State how many lines of the entries hold the string "Rate", and output nothing but that count.

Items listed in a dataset
>>>
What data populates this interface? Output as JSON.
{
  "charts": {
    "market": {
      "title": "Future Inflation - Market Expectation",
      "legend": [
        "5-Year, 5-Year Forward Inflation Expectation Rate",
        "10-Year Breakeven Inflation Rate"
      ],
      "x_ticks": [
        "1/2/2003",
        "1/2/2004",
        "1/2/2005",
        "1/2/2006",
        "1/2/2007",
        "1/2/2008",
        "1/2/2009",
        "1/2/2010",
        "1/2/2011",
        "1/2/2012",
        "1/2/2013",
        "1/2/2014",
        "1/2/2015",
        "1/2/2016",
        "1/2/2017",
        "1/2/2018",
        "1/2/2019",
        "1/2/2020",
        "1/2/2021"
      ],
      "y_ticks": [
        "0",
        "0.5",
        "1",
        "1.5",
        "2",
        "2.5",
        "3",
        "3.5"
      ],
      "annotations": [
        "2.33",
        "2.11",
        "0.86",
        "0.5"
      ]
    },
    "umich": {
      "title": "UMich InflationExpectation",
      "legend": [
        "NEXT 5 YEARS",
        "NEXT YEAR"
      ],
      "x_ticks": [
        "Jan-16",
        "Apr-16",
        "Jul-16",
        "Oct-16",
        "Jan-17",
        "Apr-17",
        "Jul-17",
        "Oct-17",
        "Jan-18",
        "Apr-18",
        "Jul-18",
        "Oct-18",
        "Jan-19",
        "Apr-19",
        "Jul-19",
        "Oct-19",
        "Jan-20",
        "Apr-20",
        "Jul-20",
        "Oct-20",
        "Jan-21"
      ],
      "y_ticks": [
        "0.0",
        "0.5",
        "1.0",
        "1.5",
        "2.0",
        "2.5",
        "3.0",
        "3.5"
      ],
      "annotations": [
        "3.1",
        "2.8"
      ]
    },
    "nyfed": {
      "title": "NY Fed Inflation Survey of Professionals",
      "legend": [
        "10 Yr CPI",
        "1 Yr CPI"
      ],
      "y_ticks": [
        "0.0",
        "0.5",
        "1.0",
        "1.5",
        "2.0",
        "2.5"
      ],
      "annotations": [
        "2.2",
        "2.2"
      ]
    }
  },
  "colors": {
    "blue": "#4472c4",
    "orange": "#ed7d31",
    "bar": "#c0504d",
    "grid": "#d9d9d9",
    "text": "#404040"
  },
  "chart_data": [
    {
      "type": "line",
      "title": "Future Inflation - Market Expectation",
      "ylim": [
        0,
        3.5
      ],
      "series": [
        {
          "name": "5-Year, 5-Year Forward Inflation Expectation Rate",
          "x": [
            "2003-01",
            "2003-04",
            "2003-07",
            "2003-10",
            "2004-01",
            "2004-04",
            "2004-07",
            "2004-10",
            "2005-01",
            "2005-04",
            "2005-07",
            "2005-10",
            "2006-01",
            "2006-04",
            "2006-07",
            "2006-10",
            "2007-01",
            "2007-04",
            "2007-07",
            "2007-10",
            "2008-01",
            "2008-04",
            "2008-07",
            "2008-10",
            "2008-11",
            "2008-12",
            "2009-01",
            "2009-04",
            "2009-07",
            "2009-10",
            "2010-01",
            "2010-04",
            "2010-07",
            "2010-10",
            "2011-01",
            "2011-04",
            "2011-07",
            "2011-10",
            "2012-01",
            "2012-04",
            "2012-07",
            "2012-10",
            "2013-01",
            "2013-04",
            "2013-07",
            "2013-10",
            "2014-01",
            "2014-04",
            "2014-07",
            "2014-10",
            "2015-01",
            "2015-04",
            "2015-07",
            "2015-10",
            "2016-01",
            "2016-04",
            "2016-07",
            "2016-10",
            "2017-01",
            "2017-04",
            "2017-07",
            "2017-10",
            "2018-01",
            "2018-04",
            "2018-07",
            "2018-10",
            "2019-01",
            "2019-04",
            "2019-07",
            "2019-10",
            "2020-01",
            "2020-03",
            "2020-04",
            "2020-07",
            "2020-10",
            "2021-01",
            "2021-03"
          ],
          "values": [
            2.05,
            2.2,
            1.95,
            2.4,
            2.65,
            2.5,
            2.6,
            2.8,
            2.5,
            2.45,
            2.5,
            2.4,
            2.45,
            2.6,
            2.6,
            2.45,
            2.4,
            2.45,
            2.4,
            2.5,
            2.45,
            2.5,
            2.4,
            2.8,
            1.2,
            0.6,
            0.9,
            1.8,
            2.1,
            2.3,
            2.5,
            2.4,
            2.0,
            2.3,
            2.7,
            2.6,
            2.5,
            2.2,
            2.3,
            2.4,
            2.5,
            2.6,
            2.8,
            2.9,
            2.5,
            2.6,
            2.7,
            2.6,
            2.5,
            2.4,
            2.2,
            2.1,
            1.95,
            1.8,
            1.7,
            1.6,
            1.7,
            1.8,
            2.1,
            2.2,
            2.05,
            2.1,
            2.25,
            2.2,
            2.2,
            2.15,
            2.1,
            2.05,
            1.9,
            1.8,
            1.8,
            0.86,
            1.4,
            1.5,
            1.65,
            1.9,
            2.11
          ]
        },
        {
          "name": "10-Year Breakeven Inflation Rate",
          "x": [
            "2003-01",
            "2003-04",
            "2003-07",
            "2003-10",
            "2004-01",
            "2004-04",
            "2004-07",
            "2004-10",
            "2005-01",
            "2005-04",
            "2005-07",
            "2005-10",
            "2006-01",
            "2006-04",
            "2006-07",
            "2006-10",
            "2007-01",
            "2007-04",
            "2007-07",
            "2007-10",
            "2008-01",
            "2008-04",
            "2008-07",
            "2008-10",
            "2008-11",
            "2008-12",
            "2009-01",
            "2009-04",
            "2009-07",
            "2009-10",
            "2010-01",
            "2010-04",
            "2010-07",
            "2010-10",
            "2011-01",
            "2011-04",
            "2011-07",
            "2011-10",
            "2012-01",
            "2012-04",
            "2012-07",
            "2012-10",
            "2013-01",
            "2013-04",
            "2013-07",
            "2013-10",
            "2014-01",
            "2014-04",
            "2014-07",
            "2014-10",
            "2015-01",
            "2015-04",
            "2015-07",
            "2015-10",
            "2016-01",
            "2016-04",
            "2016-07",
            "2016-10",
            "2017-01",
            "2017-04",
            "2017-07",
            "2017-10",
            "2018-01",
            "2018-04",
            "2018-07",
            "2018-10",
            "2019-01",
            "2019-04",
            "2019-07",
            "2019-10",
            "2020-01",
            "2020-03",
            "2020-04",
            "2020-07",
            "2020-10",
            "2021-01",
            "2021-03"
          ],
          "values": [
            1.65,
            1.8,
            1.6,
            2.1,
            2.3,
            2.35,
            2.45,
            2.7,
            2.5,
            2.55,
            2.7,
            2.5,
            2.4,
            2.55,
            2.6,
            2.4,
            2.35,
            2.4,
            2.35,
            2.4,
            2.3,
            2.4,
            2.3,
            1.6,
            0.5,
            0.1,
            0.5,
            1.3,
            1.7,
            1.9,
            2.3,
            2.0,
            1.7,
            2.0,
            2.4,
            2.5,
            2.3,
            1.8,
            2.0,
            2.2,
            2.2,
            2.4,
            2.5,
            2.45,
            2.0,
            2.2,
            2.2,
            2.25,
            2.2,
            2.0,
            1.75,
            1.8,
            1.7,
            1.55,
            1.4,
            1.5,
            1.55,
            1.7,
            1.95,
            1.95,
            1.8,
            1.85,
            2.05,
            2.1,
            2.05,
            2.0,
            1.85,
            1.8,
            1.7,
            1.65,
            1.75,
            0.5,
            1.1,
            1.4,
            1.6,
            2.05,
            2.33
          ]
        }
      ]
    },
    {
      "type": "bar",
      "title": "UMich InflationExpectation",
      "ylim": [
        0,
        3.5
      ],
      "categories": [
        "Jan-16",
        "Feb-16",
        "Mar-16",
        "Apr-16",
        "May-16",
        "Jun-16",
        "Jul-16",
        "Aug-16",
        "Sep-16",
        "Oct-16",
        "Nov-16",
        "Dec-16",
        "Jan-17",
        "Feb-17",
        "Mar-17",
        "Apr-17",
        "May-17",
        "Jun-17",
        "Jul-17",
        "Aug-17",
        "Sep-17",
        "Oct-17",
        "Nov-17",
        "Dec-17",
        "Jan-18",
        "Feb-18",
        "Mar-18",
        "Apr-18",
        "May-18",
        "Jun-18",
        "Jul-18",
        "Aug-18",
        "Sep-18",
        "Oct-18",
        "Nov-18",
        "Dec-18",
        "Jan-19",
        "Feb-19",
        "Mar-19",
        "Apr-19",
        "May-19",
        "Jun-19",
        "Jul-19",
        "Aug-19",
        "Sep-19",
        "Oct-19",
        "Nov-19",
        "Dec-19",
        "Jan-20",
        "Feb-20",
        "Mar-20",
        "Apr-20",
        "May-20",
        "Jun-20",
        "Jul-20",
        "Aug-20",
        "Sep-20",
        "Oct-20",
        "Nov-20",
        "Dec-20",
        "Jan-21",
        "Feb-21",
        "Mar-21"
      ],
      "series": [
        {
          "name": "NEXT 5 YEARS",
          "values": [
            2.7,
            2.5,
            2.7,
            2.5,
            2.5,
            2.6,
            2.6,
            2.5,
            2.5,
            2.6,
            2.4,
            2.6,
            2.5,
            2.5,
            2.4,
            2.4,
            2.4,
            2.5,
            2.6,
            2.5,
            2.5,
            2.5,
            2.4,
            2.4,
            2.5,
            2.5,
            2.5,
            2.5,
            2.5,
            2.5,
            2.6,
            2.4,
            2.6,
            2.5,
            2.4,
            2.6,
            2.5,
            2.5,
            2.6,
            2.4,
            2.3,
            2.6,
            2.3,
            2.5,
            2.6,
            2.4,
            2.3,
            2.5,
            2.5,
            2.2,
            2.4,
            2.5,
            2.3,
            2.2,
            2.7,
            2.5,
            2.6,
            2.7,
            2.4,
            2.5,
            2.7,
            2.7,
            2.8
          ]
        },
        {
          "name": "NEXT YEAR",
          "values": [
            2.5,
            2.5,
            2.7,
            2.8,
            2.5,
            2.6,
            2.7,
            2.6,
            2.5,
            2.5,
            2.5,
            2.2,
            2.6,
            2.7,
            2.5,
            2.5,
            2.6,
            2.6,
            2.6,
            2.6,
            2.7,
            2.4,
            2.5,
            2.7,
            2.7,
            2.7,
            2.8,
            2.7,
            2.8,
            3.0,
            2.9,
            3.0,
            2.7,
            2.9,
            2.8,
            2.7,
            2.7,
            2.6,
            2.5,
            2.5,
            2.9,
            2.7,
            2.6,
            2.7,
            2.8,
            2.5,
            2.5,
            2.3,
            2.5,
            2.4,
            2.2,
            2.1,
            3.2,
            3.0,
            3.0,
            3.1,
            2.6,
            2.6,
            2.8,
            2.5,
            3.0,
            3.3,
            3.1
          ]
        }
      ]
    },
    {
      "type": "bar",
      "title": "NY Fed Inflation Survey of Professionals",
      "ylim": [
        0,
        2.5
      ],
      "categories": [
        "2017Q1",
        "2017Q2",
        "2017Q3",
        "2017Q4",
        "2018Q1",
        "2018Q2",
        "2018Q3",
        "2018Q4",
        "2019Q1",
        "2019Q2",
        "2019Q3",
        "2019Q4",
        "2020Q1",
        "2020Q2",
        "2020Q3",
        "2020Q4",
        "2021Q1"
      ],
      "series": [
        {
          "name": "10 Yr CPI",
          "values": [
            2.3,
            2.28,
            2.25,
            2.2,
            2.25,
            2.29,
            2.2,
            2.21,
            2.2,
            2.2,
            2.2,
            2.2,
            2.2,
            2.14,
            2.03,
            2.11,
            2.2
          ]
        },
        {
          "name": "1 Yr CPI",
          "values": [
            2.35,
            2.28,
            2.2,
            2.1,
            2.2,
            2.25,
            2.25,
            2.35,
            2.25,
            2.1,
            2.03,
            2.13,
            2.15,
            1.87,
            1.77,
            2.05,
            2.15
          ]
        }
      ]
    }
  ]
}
<<<
**Task answer:** 4